THE PROBLEM — Among the lines below, list those containing the string "structured".

Figure record extracts
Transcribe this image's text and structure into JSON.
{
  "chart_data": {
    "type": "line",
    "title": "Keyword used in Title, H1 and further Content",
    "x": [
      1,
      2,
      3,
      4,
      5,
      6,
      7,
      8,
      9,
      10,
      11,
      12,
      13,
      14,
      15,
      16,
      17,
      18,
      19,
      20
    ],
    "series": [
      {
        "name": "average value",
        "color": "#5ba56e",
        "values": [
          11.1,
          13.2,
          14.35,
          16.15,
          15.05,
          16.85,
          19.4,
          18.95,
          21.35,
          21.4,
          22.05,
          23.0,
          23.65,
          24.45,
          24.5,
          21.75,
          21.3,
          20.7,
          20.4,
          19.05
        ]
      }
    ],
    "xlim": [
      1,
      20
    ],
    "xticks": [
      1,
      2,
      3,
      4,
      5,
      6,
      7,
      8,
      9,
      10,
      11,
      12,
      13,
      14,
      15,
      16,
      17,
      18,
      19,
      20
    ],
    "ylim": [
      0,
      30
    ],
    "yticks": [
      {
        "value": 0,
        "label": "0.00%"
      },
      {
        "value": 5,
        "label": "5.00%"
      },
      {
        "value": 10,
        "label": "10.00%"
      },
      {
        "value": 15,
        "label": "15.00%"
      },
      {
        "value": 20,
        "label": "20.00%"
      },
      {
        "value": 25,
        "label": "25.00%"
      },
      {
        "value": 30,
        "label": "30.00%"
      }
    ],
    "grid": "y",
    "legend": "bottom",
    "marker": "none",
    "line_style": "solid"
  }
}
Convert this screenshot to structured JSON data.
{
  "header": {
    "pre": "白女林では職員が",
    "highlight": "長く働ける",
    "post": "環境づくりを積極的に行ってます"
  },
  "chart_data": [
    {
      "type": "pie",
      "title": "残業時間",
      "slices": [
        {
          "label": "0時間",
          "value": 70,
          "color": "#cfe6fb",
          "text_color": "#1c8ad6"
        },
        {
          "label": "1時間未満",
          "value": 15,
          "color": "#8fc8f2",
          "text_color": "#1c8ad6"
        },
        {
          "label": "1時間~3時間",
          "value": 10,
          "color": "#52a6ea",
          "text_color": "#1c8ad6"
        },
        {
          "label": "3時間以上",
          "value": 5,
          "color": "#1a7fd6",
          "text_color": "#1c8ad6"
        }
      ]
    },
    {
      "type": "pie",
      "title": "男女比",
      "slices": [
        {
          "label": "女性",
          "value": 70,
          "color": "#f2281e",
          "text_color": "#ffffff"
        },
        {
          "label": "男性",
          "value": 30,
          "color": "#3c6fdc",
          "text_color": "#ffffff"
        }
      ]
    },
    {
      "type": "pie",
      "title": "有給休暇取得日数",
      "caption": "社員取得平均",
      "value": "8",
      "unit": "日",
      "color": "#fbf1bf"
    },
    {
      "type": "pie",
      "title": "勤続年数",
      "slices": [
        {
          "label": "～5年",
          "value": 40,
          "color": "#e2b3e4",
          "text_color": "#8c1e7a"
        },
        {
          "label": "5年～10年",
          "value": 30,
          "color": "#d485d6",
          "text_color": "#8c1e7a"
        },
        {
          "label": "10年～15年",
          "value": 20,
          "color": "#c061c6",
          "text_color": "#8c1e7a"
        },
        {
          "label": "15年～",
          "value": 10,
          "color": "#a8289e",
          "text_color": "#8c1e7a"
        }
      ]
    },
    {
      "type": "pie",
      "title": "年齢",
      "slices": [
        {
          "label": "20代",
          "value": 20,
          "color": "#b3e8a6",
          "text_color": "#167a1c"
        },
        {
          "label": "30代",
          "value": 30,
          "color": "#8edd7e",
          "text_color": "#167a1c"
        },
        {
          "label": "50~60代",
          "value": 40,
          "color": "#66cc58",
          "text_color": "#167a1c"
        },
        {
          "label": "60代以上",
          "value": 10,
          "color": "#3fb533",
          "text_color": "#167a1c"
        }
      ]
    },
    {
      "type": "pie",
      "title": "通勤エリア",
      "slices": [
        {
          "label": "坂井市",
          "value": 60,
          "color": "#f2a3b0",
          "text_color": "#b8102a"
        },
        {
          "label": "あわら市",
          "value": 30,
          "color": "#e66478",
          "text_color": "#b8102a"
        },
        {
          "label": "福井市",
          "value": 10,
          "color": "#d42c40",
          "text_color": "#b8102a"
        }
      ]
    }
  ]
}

* * *

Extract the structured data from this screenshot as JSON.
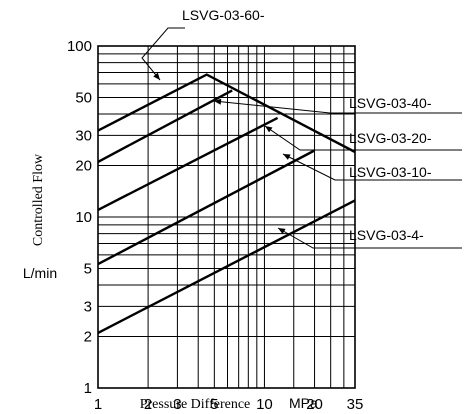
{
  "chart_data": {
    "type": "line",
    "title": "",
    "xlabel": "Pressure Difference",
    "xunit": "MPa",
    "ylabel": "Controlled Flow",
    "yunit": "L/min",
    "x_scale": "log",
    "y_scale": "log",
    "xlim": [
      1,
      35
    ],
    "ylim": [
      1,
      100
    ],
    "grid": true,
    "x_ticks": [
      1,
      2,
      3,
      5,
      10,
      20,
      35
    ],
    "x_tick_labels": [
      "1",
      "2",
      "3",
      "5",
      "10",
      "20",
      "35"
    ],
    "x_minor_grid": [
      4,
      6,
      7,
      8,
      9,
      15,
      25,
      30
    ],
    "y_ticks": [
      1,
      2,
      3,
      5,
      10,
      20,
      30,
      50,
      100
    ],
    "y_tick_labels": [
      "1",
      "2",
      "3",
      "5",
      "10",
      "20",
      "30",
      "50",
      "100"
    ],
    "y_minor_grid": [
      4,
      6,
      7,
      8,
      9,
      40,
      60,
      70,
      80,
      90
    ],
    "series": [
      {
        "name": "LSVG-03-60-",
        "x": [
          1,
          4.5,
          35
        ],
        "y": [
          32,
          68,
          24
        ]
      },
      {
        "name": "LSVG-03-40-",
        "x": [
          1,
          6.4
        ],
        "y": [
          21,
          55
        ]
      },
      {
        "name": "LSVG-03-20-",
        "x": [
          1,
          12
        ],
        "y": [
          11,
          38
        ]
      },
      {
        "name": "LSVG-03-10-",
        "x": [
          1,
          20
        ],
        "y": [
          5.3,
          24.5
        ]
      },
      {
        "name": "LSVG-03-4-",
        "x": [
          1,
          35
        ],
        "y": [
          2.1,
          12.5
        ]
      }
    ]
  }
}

ANSWER TO THIS TASK —
Convert this screenshot to structured JSON data.
Extract the structured data from this screenshot as JSON.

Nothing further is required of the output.